Collected data entries:
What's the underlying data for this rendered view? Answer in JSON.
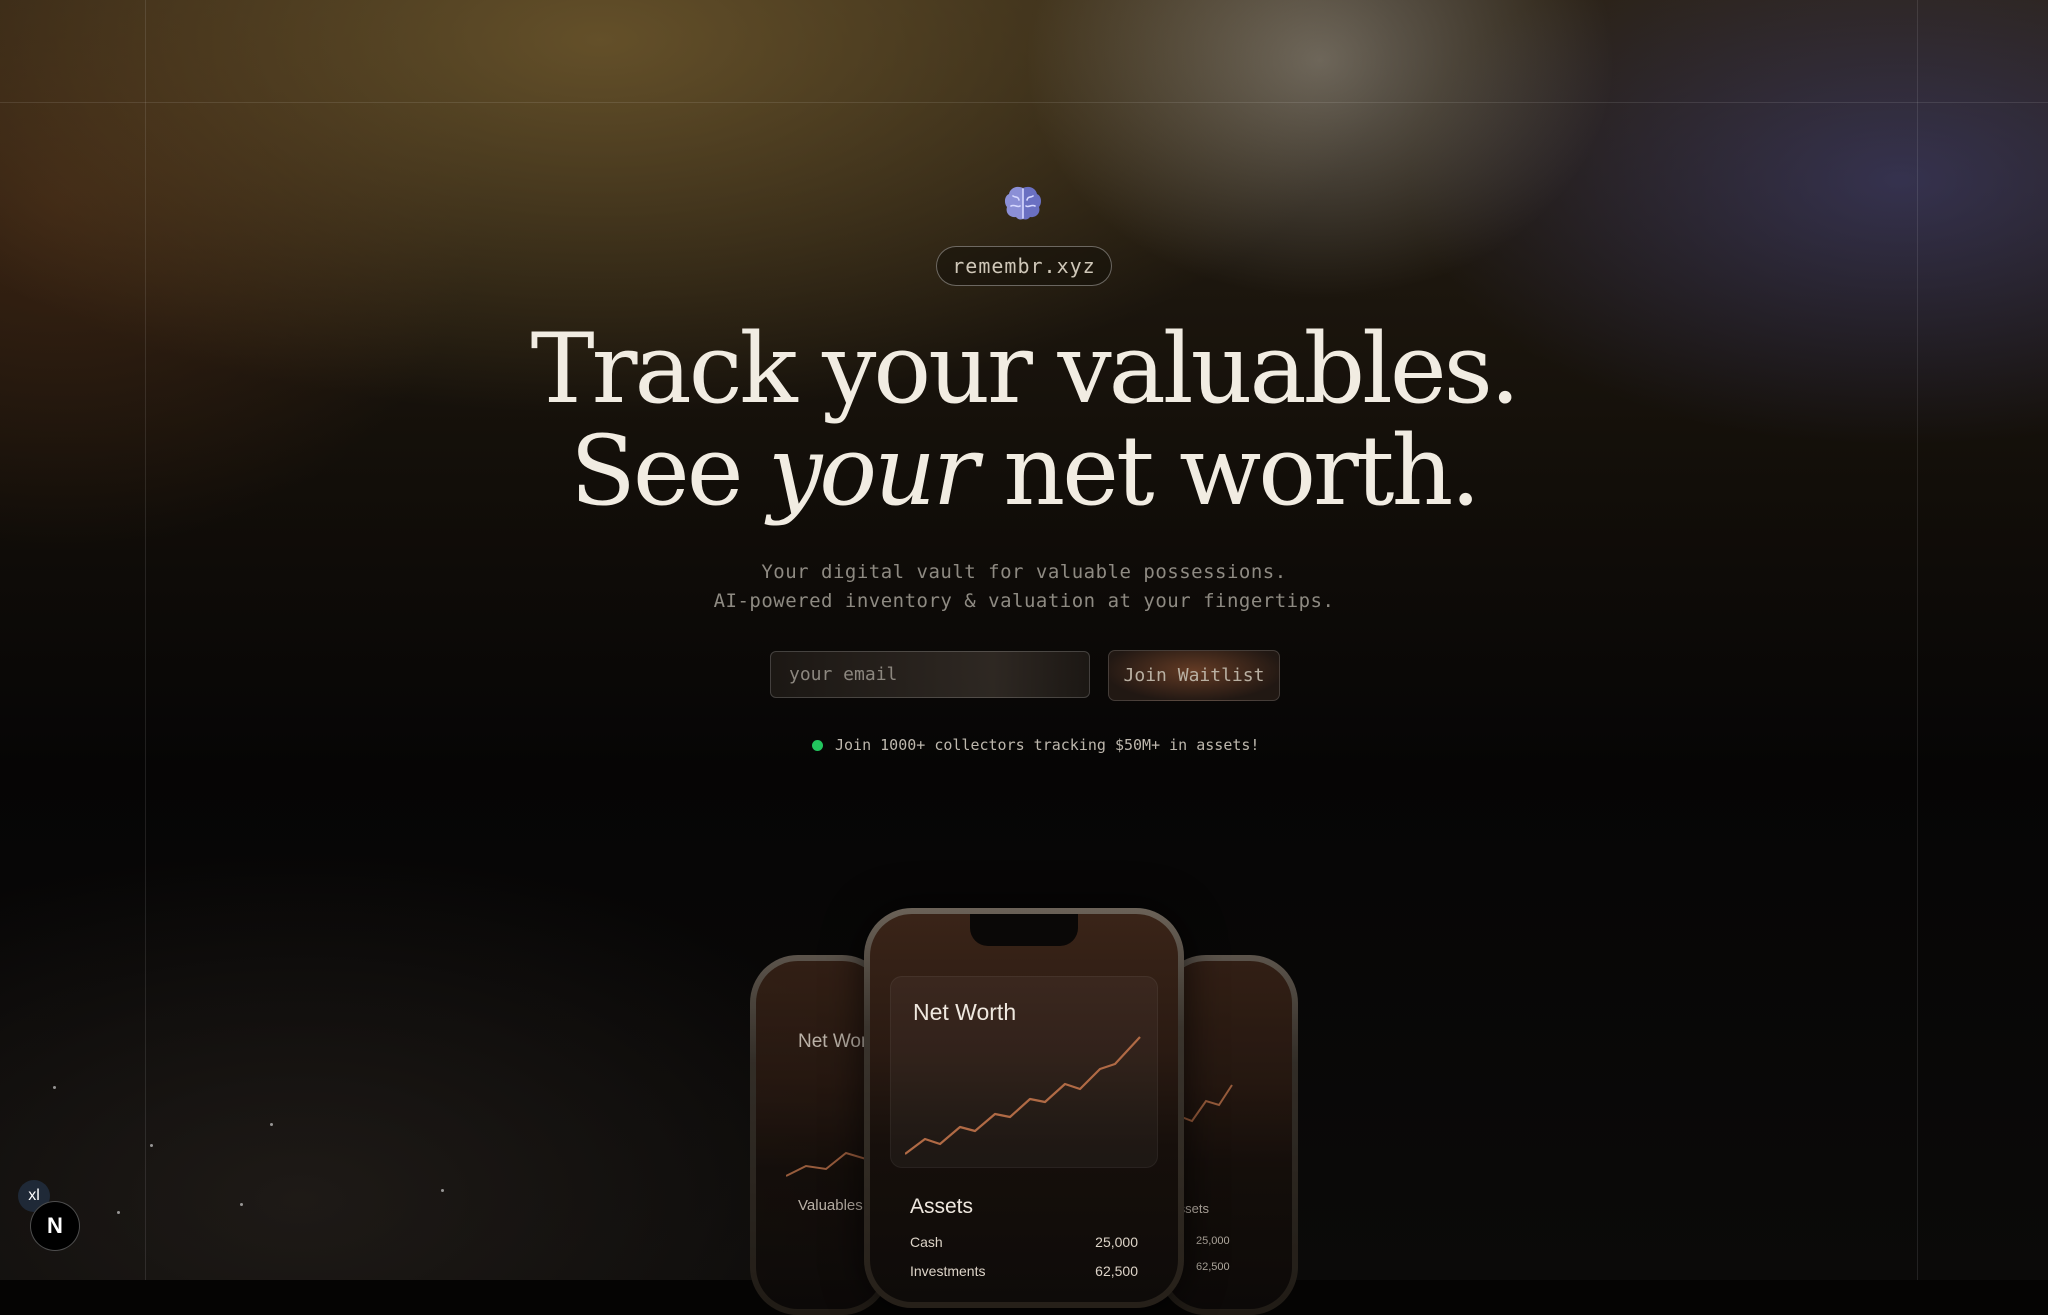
{
  "brand": {
    "domain": "remembr.xyz",
    "logo_icon": "brain-icon"
  },
  "hero": {
    "line1": "Track your valuables.",
    "line2_before": "See",
    "line2_em": "your",
    "line2_after": "net worth.",
    "sub1": "Your digital vault for valuable possessions.",
    "sub2": "AI-powered inventory & valuation at your fingertips."
  },
  "waitlist": {
    "email_placeholder": "your email",
    "email_value": "",
    "button_label": "Join Waitlist"
  },
  "social_proof": {
    "text": "Join 1000+ collectors tracking $50M+ in assets!",
    "dot_color": "#22c55e"
  },
  "phone_center": {
    "title": "Net Worth",
    "assets_title": "Assets",
    "rows": [
      {
        "label": "Cash",
        "value": "25,000"
      },
      {
        "label": "Investments",
        "value": "62,500"
      }
    ]
  },
  "phone_left": {
    "title": "Net Worth",
    "section": "Valuables"
  },
  "phone_right": {
    "section": "Assets",
    "values": [
      "25,000",
      "62,500"
    ]
  },
  "dev": {
    "breakpoint": "xl",
    "next_icon": "N"
  },
  "colors": {
    "accent_line": "#b06a45",
    "bg": "#050403"
  }
}
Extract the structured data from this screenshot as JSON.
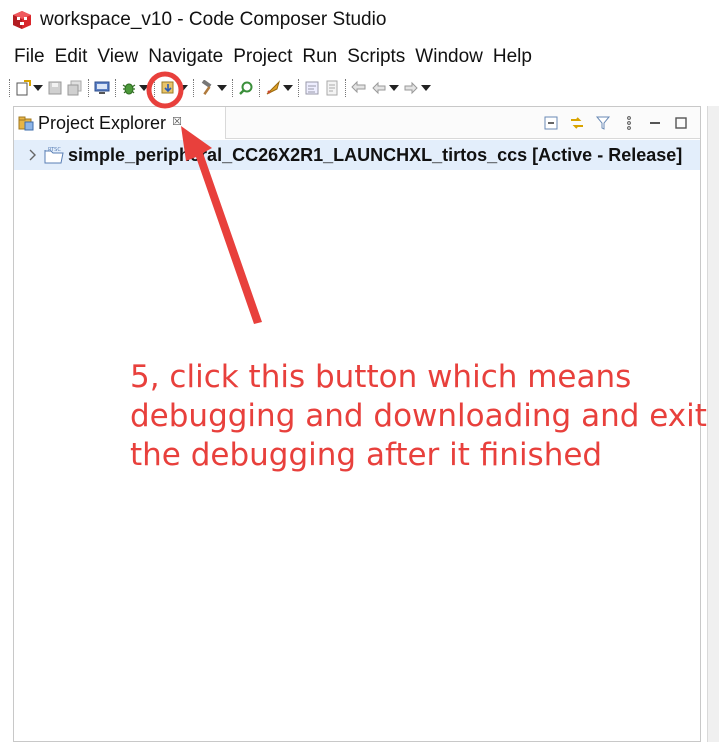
{
  "window": {
    "title": "workspace_v10 - Code Composer Studio"
  },
  "menu": [
    "File",
    "Edit",
    "View",
    "Navigate",
    "Project",
    "Run",
    "Scripts",
    "Window",
    "Help"
  ],
  "project_explorer": {
    "tab_label": "Project Explorer",
    "tab_close": "☒",
    "project_label": "simple_peripheral_CC26X2R1_LAUNCHXL_tirtos_ccs  [Active - Release]"
  },
  "annotation": {
    "text": "5, click this button which means debugging and downloading and exit the debugging after it finished",
    "color": "#e8403c"
  },
  "colors": {
    "selection": "#e3eefb",
    "accent_red": "#e8403c"
  }
}
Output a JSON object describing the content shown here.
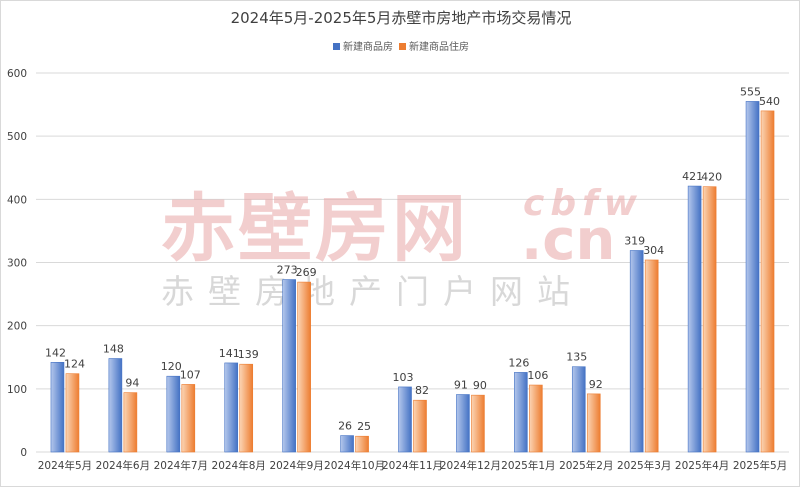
{
  "title": "2024年5月-2025年5月赤壁市房地产市场交易情况",
  "watermark": {
    "main": "赤壁房网",
    "latin": "cbfw",
    "domain": ".cn",
    "sub": "赤壁房地产门户网站"
  },
  "colors": {
    "series1_light": "#b4c7ec",
    "series1_dark": "#4472c4",
    "series2_light": "#fbd5b5",
    "series2_dark": "#ed7d31",
    "gridline": "#d9d9d9"
  },
  "chart_data": {
    "type": "bar",
    "title": "2024年5月-2025年5月赤壁市房地产市场交易情况",
    "xlabel": "",
    "ylabel": "",
    "ylim": [
      0,
      600
    ],
    "yticks": [
      0,
      100,
      200,
      300,
      400,
      500,
      600
    ],
    "grid": true,
    "legend_position": "top-center",
    "categories": [
      "2024年5月",
      "2024年6月",
      "2024年7月",
      "2024年8月",
      "2024年9月",
      "2024年10月",
      "2024年11月",
      "2024年12月",
      "2025年1月",
      "2025年2月",
      "2025年3月",
      "2025年4月",
      "2025年5月"
    ],
    "series": [
      {
        "name": "新建商品房",
        "values": [
          142,
          148,
          120,
          141,
          273,
          26,
          103,
          91,
          126,
          135,
          319,
          421,
          555
        ]
      },
      {
        "name": "新建商品住房",
        "values": [
          124,
          94,
          107,
          139,
          269,
          25,
          82,
          90,
          106,
          92,
          304,
          420,
          540
        ]
      }
    ]
  }
}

Brief: With the pictures omitted, reproduce the records in full and exactly.

Answer in full:
What's the underlying data for this rendered view? Answer in JSON.
{
  "brand": {
    "domain": "remembr.xyz",
    "logo_icon": "brain-icon"
  },
  "hero": {
    "line1": "Track your valuables.",
    "line2_before": "See",
    "line2_em": "your",
    "line2_after": "net worth.",
    "sub1": "Your digital vault for valuable possessions.",
    "sub2": "AI-powered inventory & valuation at your fingertips."
  },
  "waitlist": {
    "email_placeholder": "your email",
    "email_value": "",
    "button_label": "Join Waitlist"
  },
  "social_proof": {
    "text": "Join 1000+ collectors tracking $50M+ in assets!",
    "dot_color": "#22c55e"
  },
  "phone_center": {
    "title": "Net Worth",
    "assets_title": "Assets",
    "rows": [
      {
        "label": "Cash",
        "value": "25,000"
      },
      {
        "label": "Investments",
        "value": "62,500"
      }
    ]
  },
  "phone_left": {
    "title": "Net Worth",
    "section": "Valuables"
  },
  "phone_right": {
    "section": "Assets",
    "values": [
      "25,000",
      "62,500"
    ]
  },
  "dev": {
    "breakpoint": "xl",
    "next_icon": "N"
  },
  "colors": {
    "accent_line": "#b06a45",
    "bg": "#050403"
  }
}
Extract the structured data from this screenshot as JSON.
{
  "window": {
    "title": "workspace_v10 - Code Composer Studio"
  },
  "menu": [
    "File",
    "Edit",
    "View",
    "Navigate",
    "Project",
    "Run",
    "Scripts",
    "Window",
    "Help"
  ],
  "project_explorer": {
    "tab_label": "Project Explorer",
    "tab_close": "☒",
    "project_label": "simple_peripheral_CC26X2R1_LAUNCHXL_tirtos_ccs  [Active - Release]"
  },
  "annotation": {
    "text": "5, click this button which means debugging and downloading and exit the debugging after it finished",
    "color": "#e8403c"
  },
  "colors": {
    "selection": "#e3eefb",
    "accent_red": "#e8403c"
  }
}
Output a JSON object describing the content shown here.
{
  "title": "2024年5月-2025年5月赤壁市房地产市场交易情况",
  "watermark": {
    "main": "赤壁房网",
    "latin": "cbfw",
    "domain": ".cn",
    "sub": "赤壁房地产门户网站"
  },
  "colors": {
    "series1_light": "#b4c7ec",
    "series1_dark": "#4472c4",
    "series2_light": "#fbd5b5",
    "series2_dark": "#ed7d31",
    "gridline": "#d9d9d9"
  },
  "chart_data": {
    "type": "bar",
    "title": "2024年5月-2025年5月赤壁市房地产市场交易情况",
    "xlabel": "",
    "ylabel": "",
    "ylim": [
      0,
      600
    ],
    "yticks": [
      0,
      100,
      200,
      300,
      400,
      500,
      600
    ],
    "grid": true,
    "legend_position": "top-center",
    "categories": [
      "2024年5月",
      "2024年6月",
      "2024年7月",
      "2024年8月",
      "2024年9月",
      "2024年10月",
      "2024年11月",
      "2024年12月",
      "2025年1月",
      "2025年2月",
      "2025年3月",
      "2025年4月",
      "2025年5月"
    ],
    "series": [
      {
        "name": "新建商品房",
        "values": [
          142,
          148,
          120,
          141,
          273,
          26,
          103,
          91,
          126,
          135,
          319,
          421,
          555
        ]
      },
      {
        "name": "新建商品住房",
        "values": [
          124,
          94,
          107,
          139,
          269,
          25,
          82,
          90,
          106,
          92,
          304,
          420,
          540
        ]
      }
    ]
  }
}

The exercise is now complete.